→ **The task**
Answer with a number only: how many lines of the data contain "JSON"?

→ **Items from a dataset**

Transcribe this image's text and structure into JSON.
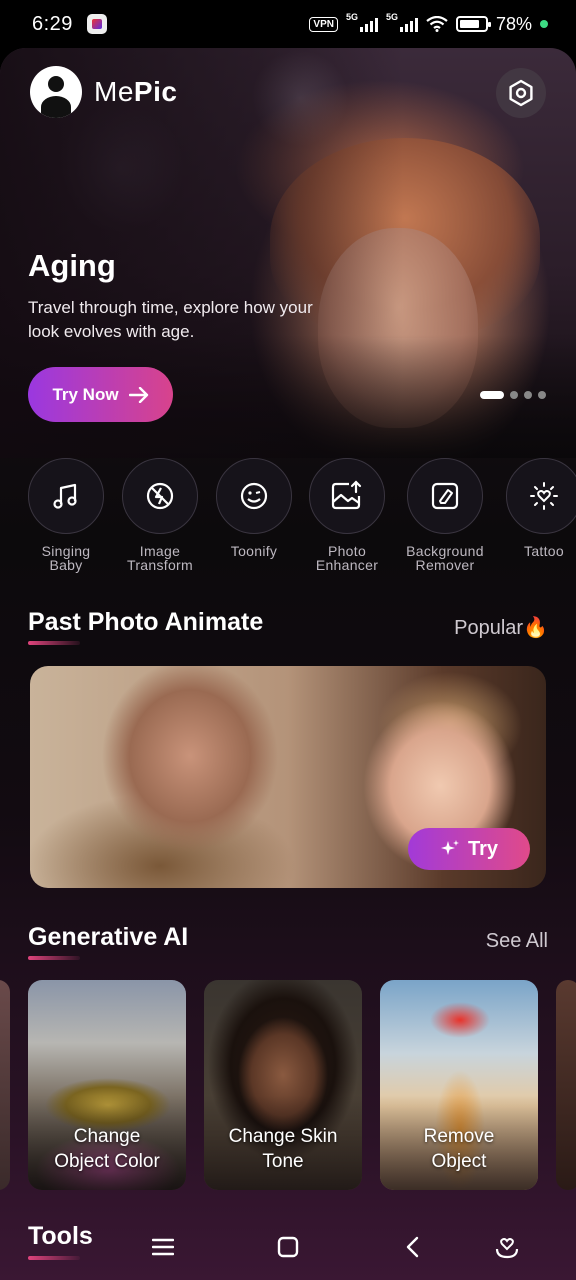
{
  "status_bar": {
    "time": "6:29",
    "vpn": "VPN",
    "network1": "5G",
    "network2": "5G",
    "battery_percent": "78%"
  },
  "header": {
    "brand_prefix": "Me",
    "brand_suffix": "Pic",
    "settings_icon": "settings-hexagon-icon"
  },
  "hero": {
    "title": "Aging",
    "description": "Travel through time, explore how your look evolves with age.",
    "button_label": "Try Now",
    "slides": 4,
    "active_slide": 1
  },
  "tools": [
    {
      "label": "Singing\nBaby",
      "icon": "music-note-icon"
    },
    {
      "label": "Image\nTransform",
      "icon": "transform-icon"
    },
    {
      "label": "Toonify",
      "icon": "smiley-icon"
    },
    {
      "label": "Photo\nEnhancer",
      "icon": "photo-upload-icon"
    },
    {
      "label": "Background\nRemover",
      "icon": "eraser-icon"
    },
    {
      "label": "Tattoo",
      "icon": "sun-heart-icon"
    }
  ],
  "past_photo": {
    "title": "Past Photo Animate",
    "tag": "Popular🔥",
    "try_label": "Try"
  },
  "generative": {
    "title": "Generative AI",
    "see_all": "See All",
    "cards": [
      {
        "label": "Change\nObject Color"
      },
      {
        "label": "Change Skin\nTone"
      },
      {
        "label": "Remove\nObject"
      }
    ]
  },
  "bottom": {
    "tools_title": "Tools"
  },
  "colors": {
    "accent_purple": "#9a38e0",
    "accent_pink": "#d8438c"
  }
}
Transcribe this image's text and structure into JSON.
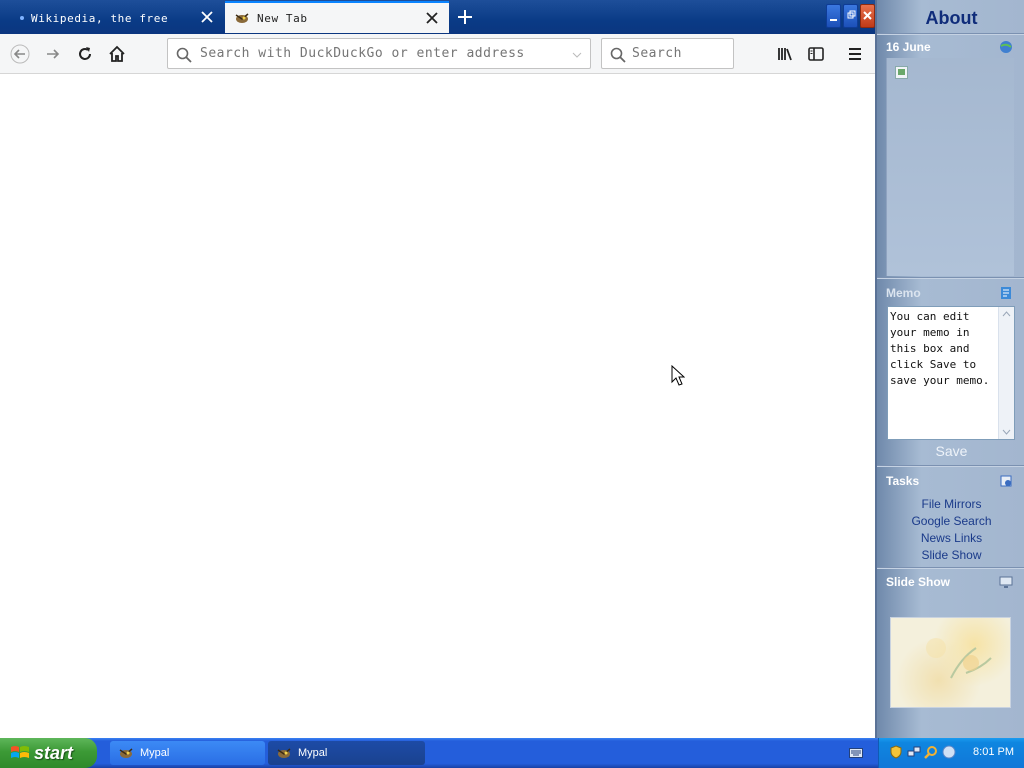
{
  "browser": {
    "tabs": [
      {
        "label": "Wikipedia, the free",
        "active": false
      },
      {
        "label": "New Tab",
        "active": true
      }
    ],
    "url_placeholder": "Search with DuckDuckGo or enter address",
    "search_placeholder": "Search"
  },
  "sidebar": {
    "title": "About",
    "date": "16 June",
    "memo": {
      "title": "Memo",
      "text": "You can edit your memo in this box and click Save to save your memo.",
      "save_label": "Save"
    },
    "tasks": {
      "title": "Tasks",
      "links": [
        "File Mirrors",
        "Google Search",
        "News Links",
        "Slide Show"
      ]
    },
    "slideshow": {
      "title": "Slide Show"
    }
  },
  "taskbar": {
    "start_label": "start",
    "buttons": [
      "Mypal",
      "Mypal"
    ],
    "clock": "8:01 PM"
  },
  "colors": {
    "tab_accent": "#0a84ff",
    "taskbar_blue": "#245edb",
    "start_green": "#3c9a36",
    "sidebar_title": "#0f2c7a"
  }
}
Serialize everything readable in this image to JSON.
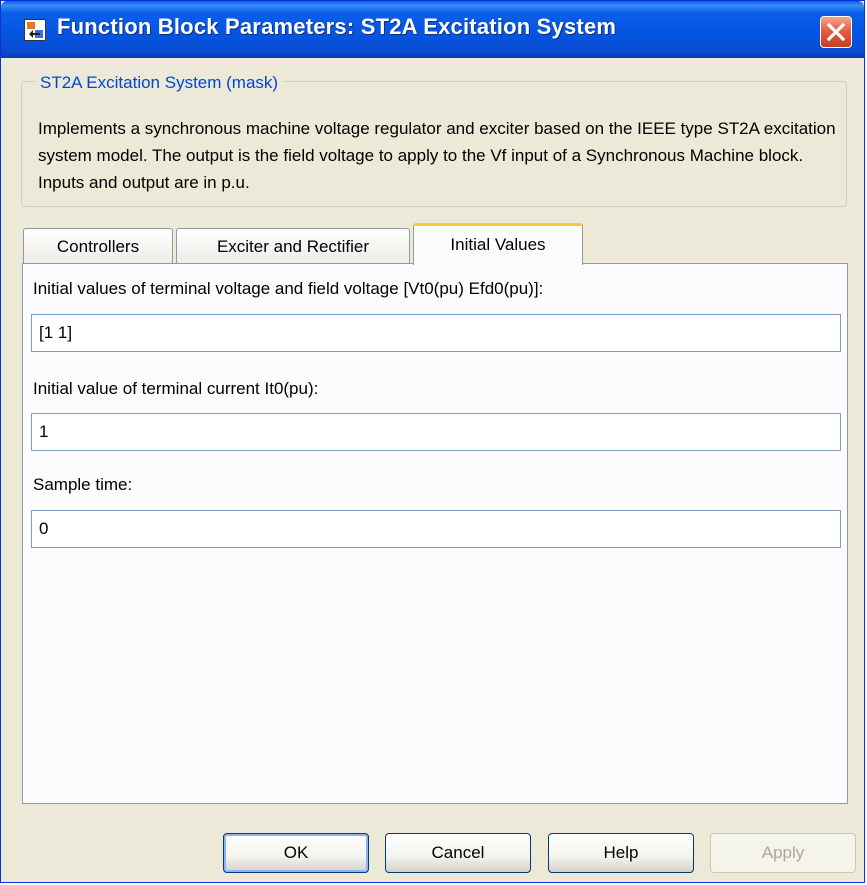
{
  "window": {
    "title": "Function Block Parameters: ST2A Excitation System",
    "colors": {
      "titlebar": "#0554e0",
      "face": "#ece9d8",
      "close": "#e2593c",
      "active_tab_accent": "#ffc83c"
    }
  },
  "mask": {
    "legend": "ST2A Excitation System (mask)",
    "description": "Implements a synchronous machine voltage regulator and exciter based on the IEEE type ST2A excitation system model. The output is the field voltage to apply to the Vf input of a Synchronous Machine block. Inputs and output are in p.u."
  },
  "tabs": [
    {
      "label": "Controllers",
      "active": false
    },
    {
      "label": "Exciter and Rectifier",
      "active": false
    },
    {
      "label": "Initial Values",
      "active": true
    }
  ],
  "params": {
    "initial_vt_efd": {
      "label": "Initial values of terminal voltage and field voltage [Vt0(pu) Efd0(pu)]:",
      "value": "[1 1]"
    },
    "initial_it": {
      "label": "Initial value of terminal current It0(pu):",
      "value": "1"
    },
    "sample_time": {
      "label": "Sample time:",
      "value": "0"
    }
  },
  "buttons": {
    "ok": "OK",
    "cancel": "Cancel",
    "help": "Help",
    "apply": "Apply"
  },
  "icons": {
    "title": "simulink-block-icon",
    "close": "close-icon"
  }
}
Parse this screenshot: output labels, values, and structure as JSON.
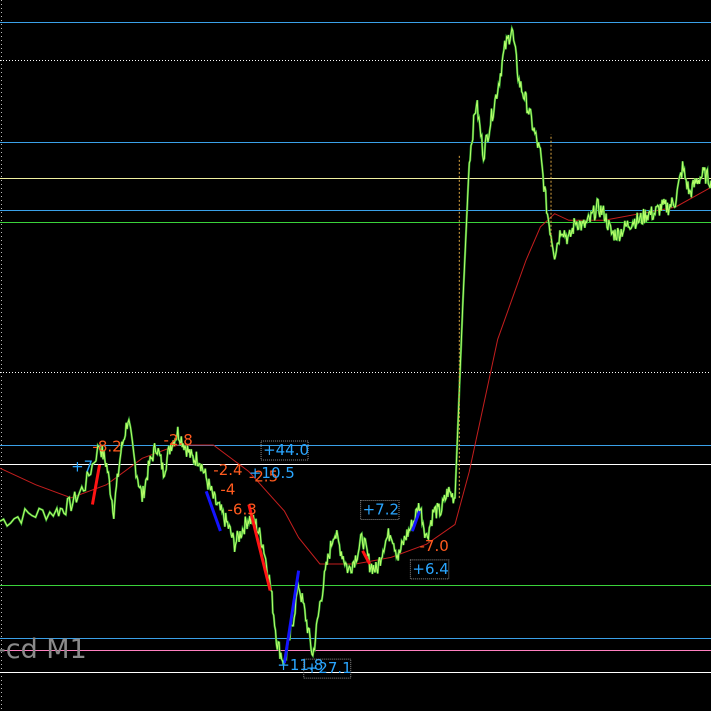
{
  "window": {
    "symbol_label": "-cd M1"
  },
  "colors": {
    "background": "#000000",
    "price": "#b8ff6a",
    "price_dark": "#2f9e2f",
    "moving_average": "#c41e1e",
    "level_blue": "#3aa0e8",
    "level_white": "#ffffff",
    "level_yellow": "#f0f0a0",
    "level_green": "#3ad23a",
    "level_pink": "#ff80c0",
    "label_buy": "#2aa6ff",
    "label_sell": "#ff5a1e",
    "trade_buy_segment": "#1414ff",
    "trade_sell_segment": "#ff1414"
  },
  "chart_data": {
    "type": "line",
    "timeframe": "M1",
    "y_range": [
      0,
      100
    ],
    "x_range": [
      0,
      100
    ],
    "grid": false,
    "series": [
      {
        "kind": "price",
        "points": [
          [
            0,
            24.5
          ],
          [
            4,
            25.5
          ],
          [
            8,
            26
          ],
          [
            10,
            27
          ],
          [
            12,
            30
          ],
          [
            14,
            36
          ],
          [
            15,
            33
          ],
          [
            16,
            26
          ],
          [
            17,
            35
          ],
          [
            18,
            40
          ],
          [
            19,
            33
          ],
          [
            20,
            28
          ],
          [
            21,
            33
          ],
          [
            22,
            36
          ],
          [
            23,
            32
          ],
          [
            24,
            36
          ],
          [
            25,
            38
          ],
          [
            26,
            36
          ],
          [
            27,
            34
          ],
          [
            28,
            34
          ],
          [
            29,
            31
          ],
          [
            30,
            28
          ],
          [
            31,
            26
          ],
          [
            32,
            24
          ],
          [
            33,
            21
          ],
          [
            34,
            23
          ],
          [
            35,
            25
          ],
          [
            36,
            24
          ],
          [
            37,
            21
          ],
          [
            38,
            15
          ],
          [
            39,
            6
          ],
          [
            40,
            3
          ],
          [
            41,
            8
          ],
          [
            42,
            15
          ],
          [
            43,
            10
          ],
          [
            44,
            4
          ],
          [
            45,
            12
          ],
          [
            46,
            18
          ],
          [
            47,
            23
          ],
          [
            48,
            20
          ],
          [
            49,
            17
          ],
          [
            50,
            19
          ],
          [
            51,
            22
          ],
          [
            52,
            18
          ],
          [
            53,
            17
          ],
          [
            54,
            21
          ],
          [
            55,
            23
          ],
          [
            56,
            19
          ],
          [
            57,
            22
          ],
          [
            58,
            24
          ],
          [
            59,
            27
          ],
          [
            60,
            22
          ],
          [
            61,
            26
          ],
          [
            62,
            26
          ],
          [
            63,
            29
          ],
          [
            64,
            28
          ],
          [
            65,
            55
          ],
          [
            66,
            79
          ],
          [
            67,
            88
          ],
          [
            68,
            80
          ],
          [
            69,
            85
          ],
          [
            70,
            90
          ],
          [
            71,
            96
          ],
          [
            72,
            99
          ],
          [
            73,
            91
          ],
          [
            74,
            88
          ],
          [
            75,
            84
          ],
          [
            76,
            80
          ],
          [
            77,
            71
          ],
          [
            78,
            65
          ],
          [
            79,
            69
          ],
          [
            80,
            67
          ],
          [
            81,
            70
          ],
          [
            82,
            69
          ],
          [
            83,
            70
          ],
          [
            84,
            72
          ],
          [
            85,
            71
          ],
          [
            86,
            68
          ],
          [
            87,
            68
          ],
          [
            88,
            69
          ],
          [
            89,
            70
          ],
          [
            90,
            70
          ],
          [
            91,
            71
          ],
          [
            92,
            71
          ],
          [
            93,
            72
          ],
          [
            94,
            72
          ],
          [
            95,
            73
          ],
          [
            96,
            78
          ],
          [
            97,
            74
          ],
          [
            98,
            76
          ],
          [
            99,
            77
          ],
          [
            100,
            76
          ]
        ]
      },
      {
        "kind": "moving-average",
        "points": [
          [
            0,
            32.5
          ],
          [
            5,
            30
          ],
          [
            10,
            28
          ],
          [
            15,
            30
          ],
          [
            20,
            34
          ],
          [
            25,
            36
          ],
          [
            30,
            36
          ],
          [
            35,
            32
          ],
          [
            40,
            26
          ],
          [
            42,
            22
          ],
          [
            45,
            18
          ],
          [
            50,
            18
          ],
          [
            55,
            19
          ],
          [
            60,
            21
          ],
          [
            64,
            24
          ],
          [
            66,
            32
          ],
          [
            68,
            42
          ],
          [
            70,
            52
          ],
          [
            72,
            58
          ],
          [
            74,
            64
          ],
          [
            76,
            69
          ],
          [
            78,
            71
          ],
          [
            80,
            70
          ],
          [
            85,
            70
          ],
          [
            90,
            71
          ],
          [
            95,
            72
          ],
          [
            100,
            75
          ]
        ]
      }
    ],
    "levels": [
      {
        "y": 100,
        "color_key": "level_blue",
        "style": "solid"
      },
      {
        "y": 94.3,
        "color_key": "level_white",
        "style": "dotted"
      },
      {
        "y": 81.8,
        "color_key": "level_blue",
        "style": "solid"
      },
      {
        "y": 76.4,
        "color_key": "level_yellow",
        "style": "solid"
      },
      {
        "y": 71.6,
        "color_key": "level_blue",
        "style": "solid"
      },
      {
        "y": 69.8,
        "color_key": "level_green",
        "style": "solid"
      },
      {
        "y": 47.0,
        "color_key": "level_white",
        "style": "dotted"
      },
      {
        "y": 36.0,
        "color_key": "level_blue",
        "style": "solid"
      },
      {
        "y": 33.1,
        "color_key": "level_white",
        "style": "solid"
      },
      {
        "y": 14.9,
        "color_key": "level_green",
        "style": "solid"
      },
      {
        "y": 6.8,
        "color_key": "level_blue",
        "style": "solid"
      },
      {
        "y": 5.0,
        "color_key": "level_pink",
        "style": "solid"
      },
      {
        "y": 1.6,
        "color_key": "level_white",
        "style": "solid"
      }
    ],
    "trade_segments": [
      {
        "from": [
          13,
          27
        ],
        "to": [
          14,
          33
        ],
        "color_key": "trade_sell_segment"
      },
      {
        "from": [
          29,
          29
        ],
        "to": [
          31,
          23
        ],
        "color_key": "trade_buy_segment"
      },
      {
        "from": [
          35,
          27
        ],
        "to": [
          38,
          14
        ],
        "color_key": "trade_sell_segment"
      },
      {
        "from": [
          40,
          3
        ],
        "to": [
          42,
          17
        ],
        "color_key": "trade_buy_segment"
      },
      {
        "from": [
          58,
          23
        ],
        "to": [
          59,
          26
        ],
        "color_key": "trade_buy_segment"
      },
      {
        "from": [
          51,
          20
        ],
        "to": [
          52,
          18
        ],
        "color_key": "trade_sell_segment"
      }
    ],
    "trade_labels": [
      {
        "text": "+7",
        "x": 10,
        "y": 32,
        "side": "buy",
        "boxed": false
      },
      {
        "text": "-8.2",
        "x": 13,
        "y": 35,
        "side": "sell",
        "boxed": false
      },
      {
        "text": "-2.8",
        "x": 23,
        "y": 36,
        "side": "sell",
        "boxed": false
      },
      {
        "text": "+44.0",
        "x": 37,
        "y": 34.5,
        "side": "buy",
        "boxed": true
      },
      {
        "text": "-2.4",
        "x": 30,
        "y": 31.5,
        "side": "sell",
        "boxed": false
      },
      {
        "text": "-2.5",
        "x": 35,
        "y": 30.5,
        "side": "sell",
        "boxed": false
      },
      {
        "text": "+10.5",
        "x": 35,
        "y": 31,
        "side": "buy",
        "boxed": false
      },
      {
        "text": "-4",
        "x": 31,
        "y": 28.5,
        "side": "sell",
        "boxed": false
      },
      {
        "text": "-6.3",
        "x": 32,
        "y": 25.5,
        "side": "sell",
        "boxed": false
      },
      {
        "text": "+7.2",
        "x": 51,
        "y": 25.5,
        "side": "buy",
        "boxed": true
      },
      {
        "text": "-7.0",
        "x": 59,
        "y": 20,
        "side": "sell",
        "boxed": false
      },
      {
        "text": "+6.4",
        "x": 58,
        "y": 16.5,
        "side": "buy",
        "boxed": true
      },
      {
        "text": "+11.8",
        "x": 39,
        "y": 2,
        "side": "buy",
        "boxed": false
      },
      {
        "text": "+27.1",
        "x": 43,
        "y": 1.5,
        "side": "buy",
        "boxed": true
      }
    ]
  }
}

→ **Full answer**
4